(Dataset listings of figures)
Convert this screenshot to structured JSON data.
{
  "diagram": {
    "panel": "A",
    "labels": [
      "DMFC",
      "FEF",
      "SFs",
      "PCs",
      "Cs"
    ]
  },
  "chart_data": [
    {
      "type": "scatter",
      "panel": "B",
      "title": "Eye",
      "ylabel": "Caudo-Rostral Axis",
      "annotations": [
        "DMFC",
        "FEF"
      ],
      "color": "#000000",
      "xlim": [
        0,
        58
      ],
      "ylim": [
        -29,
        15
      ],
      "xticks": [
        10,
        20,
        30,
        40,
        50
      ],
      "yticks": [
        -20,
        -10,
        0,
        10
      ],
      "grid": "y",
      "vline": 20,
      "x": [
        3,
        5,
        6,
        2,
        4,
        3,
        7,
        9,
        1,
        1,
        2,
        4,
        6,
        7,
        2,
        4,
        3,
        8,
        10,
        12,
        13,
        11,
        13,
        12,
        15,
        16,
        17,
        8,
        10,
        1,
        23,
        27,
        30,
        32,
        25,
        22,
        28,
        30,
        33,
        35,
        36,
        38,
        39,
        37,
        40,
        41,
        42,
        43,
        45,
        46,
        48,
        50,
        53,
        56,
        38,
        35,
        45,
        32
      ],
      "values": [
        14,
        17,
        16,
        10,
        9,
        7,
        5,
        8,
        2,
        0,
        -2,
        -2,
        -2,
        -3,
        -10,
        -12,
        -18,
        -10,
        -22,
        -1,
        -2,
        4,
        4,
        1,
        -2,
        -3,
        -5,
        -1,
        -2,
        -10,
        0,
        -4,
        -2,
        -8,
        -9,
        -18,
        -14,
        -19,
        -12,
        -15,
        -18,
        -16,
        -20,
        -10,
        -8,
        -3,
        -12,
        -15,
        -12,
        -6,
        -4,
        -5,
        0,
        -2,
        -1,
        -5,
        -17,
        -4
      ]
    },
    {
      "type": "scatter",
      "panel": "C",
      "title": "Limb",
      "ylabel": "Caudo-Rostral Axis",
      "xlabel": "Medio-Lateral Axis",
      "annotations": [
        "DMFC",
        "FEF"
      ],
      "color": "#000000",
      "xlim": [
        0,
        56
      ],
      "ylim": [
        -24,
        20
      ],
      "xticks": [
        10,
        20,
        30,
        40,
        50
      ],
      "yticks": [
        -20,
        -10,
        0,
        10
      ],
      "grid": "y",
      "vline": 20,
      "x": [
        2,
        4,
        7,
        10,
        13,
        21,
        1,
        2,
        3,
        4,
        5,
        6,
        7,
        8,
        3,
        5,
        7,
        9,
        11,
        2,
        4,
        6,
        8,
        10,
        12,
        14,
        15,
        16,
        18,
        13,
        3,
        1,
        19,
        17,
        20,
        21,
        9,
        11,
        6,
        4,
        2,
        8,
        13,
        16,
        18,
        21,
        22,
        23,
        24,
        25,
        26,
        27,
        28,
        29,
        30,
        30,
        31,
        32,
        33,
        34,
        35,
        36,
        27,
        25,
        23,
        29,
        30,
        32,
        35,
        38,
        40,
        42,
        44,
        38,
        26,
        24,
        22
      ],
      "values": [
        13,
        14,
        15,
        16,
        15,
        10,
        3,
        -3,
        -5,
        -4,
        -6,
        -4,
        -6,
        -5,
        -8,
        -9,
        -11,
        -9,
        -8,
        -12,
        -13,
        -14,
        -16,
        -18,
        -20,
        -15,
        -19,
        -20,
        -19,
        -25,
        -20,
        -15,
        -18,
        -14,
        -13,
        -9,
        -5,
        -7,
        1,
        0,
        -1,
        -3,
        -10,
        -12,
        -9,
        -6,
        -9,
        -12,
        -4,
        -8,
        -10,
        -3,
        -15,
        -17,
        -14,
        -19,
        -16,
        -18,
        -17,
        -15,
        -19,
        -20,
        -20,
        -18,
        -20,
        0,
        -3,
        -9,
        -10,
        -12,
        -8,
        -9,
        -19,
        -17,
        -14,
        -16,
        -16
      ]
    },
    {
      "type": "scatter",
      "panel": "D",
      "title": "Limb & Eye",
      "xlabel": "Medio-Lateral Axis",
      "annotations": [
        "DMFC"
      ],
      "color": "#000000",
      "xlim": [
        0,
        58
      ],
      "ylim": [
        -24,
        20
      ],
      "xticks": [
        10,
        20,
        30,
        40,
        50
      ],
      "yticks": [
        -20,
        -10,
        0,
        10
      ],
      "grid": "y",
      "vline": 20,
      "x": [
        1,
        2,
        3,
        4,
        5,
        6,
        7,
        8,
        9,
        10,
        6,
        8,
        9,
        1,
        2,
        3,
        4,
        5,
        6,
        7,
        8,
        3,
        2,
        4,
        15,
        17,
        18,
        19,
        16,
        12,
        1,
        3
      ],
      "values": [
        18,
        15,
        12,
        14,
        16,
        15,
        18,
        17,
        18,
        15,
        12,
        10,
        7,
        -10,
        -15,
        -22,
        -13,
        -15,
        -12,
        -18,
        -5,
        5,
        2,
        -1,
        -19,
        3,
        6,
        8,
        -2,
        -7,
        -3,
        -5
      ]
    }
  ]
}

Exercise goal:
Produce an exact copy of the whole listing.

Answer:
Convert this screenshot to structured JSON data.
{
  "diagram": {
    "panel": "A",
    "labels": [
      "DMFC",
      "FEF",
      "SFs",
      "PCs",
      "Cs"
    ]
  },
  "chart_data": [
    {
      "type": "scatter",
      "panel": "B",
      "title": "Eye",
      "ylabel": "Caudo-Rostral Axis",
      "annotations": [
        "DMFC",
        "FEF"
      ],
      "color": "#000000",
      "xlim": [
        0,
        58
      ],
      "ylim": [
        -29,
        15
      ],
      "xticks": [
        10,
        20,
        30,
        40,
        50
      ],
      "yticks": [
        -20,
        -10,
        0,
        10
      ],
      "grid": "y",
      "vline": 20,
      "x": [
        3,
        5,
        6,
        2,
        4,
        3,
        7,
        9,
        1,
        1,
        2,
        4,
        6,
        7,
        2,
        4,
        3,
        8,
        10,
        12,
        13,
        11,
        13,
        12,
        15,
        16,
        17,
        8,
        10,
        1,
        23,
        27,
        30,
        32,
        25,
        22,
        28,
        30,
        33,
        35,
        36,
        38,
        39,
        37,
        40,
        41,
        42,
        43,
        45,
        46,
        48,
        50,
        53,
        56,
        38,
        35,
        45,
        32
      ],
      "values": [
        14,
        17,
        16,
        10,
        9,
        7,
        5,
        8,
        2,
        0,
        -2,
        -2,
        -2,
        -3,
        -10,
        -12,
        -18,
        -10,
        -22,
        -1,
        -2,
        4,
        4,
        1,
        -2,
        -3,
        -5,
        -1,
        -2,
        -10,
        0,
        -4,
        -2,
        -8,
        -9,
        -18,
        -14,
        -19,
        -12,
        -15,
        -18,
        -16,
        -20,
        -10,
        -8,
        -3,
        -12,
        -15,
        -12,
        -6,
        -4,
        -5,
        0,
        -2,
        -1,
        -5,
        -17,
        -4
      ]
    },
    {
      "type": "scatter",
      "panel": "C",
      "title": "Limb",
      "ylabel": "Caudo-Rostral Axis",
      "xlabel": "Medio-Lateral Axis",
      "annotations": [
        "DMFC",
        "FEF"
      ],
      "color": "#000000",
      "xlim": [
        0,
        56
      ],
      "ylim": [
        -24,
        20
      ],
      "xticks": [
        10,
        20,
        30,
        40,
        50
      ],
      "yticks": [
        -20,
        -10,
        0,
        10
      ],
      "grid": "y",
      "vline": 20,
      "x": [
        2,
        4,
        7,
        10,
        13,
        21,
        1,
        2,
        3,
        4,
        5,
        6,
        7,
        8,
        3,
        5,
        7,
        9,
        11,
        2,
        4,
        6,
        8,
        10,
        12,
        14,
        15,
        16,
        18,
        13,
        3,
        1,
        19,
        17,
        20,
        21,
        9,
        11,
        6,
        4,
        2,
        8,
        13,
        16,
        18,
        21,
        22,
        23,
        24,
        25,
        26,
        27,
        28,
        29,
        30,
        30,
        31,
        32,
        33,
        34,
        35,
        36,
        27,
        25,
        23,
        29,
        30,
        32,
        35,
        38,
        40,
        42,
        44,
        38,
        26,
        24,
        22
      ],
      "values": [
        13,
        14,
        15,
        16,
        15,
        10,
        3,
        -3,
        -5,
        -4,
        -6,
        -4,
        -6,
        -5,
        -8,
        -9,
        -11,
        -9,
        -8,
        -12,
        -13,
        -14,
        -16,
        -18,
        -20,
        -15,
        -19,
        -20,
        -19,
        -25,
        -20,
        -15,
        -18,
        -14,
        -13,
        -9,
        -5,
        -7,
        1,
        0,
        -1,
        -3,
        -10,
        -12,
        -9,
        -6,
        -9,
        -12,
        -4,
        -8,
        -10,
        -3,
        -15,
        -17,
        -14,
        -19,
        -16,
        -18,
        -17,
        -15,
        -19,
        -20,
        -20,
        -18,
        -20,
        0,
        -3,
        -9,
        -10,
        -12,
        -8,
        -9,
        -19,
        -17,
        -14,
        -16,
        -16
      ]
    },
    {
      "type": "scatter",
      "panel": "D",
      "title": "Limb & Eye",
      "xlabel": "Medio-Lateral Axis",
      "annotations": [
        "DMFC"
      ],
      "color": "#000000",
      "xlim": [
        0,
        58
      ],
      "ylim": [
        -24,
        20
      ],
      "xticks": [
        10,
        20,
        30,
        40,
        50
      ],
      "yticks": [
        -20,
        -10,
        0,
        10
      ],
      "grid": "y",
      "vline": 20,
      "x": [
        1,
        2,
        3,
        4,
        5,
        6,
        7,
        8,
        9,
        10,
        6,
        8,
        9,
        1,
        2,
        3,
        4,
        5,
        6,
        7,
        8,
        3,
        2,
        4,
        15,
        17,
        18,
        19,
        16,
        12,
        1,
        3
      ],
      "values": [
        18,
        15,
        12,
        14,
        16,
        15,
        18,
        17,
        18,
        15,
        12,
        10,
        7,
        -10,
        -15,
        -22,
        -13,
        -15,
        -12,
        -18,
        -5,
        5,
        2,
        -1,
        -19,
        3,
        6,
        8,
        -2,
        -7,
        -3,
        -5
      ]
    }
  ]
}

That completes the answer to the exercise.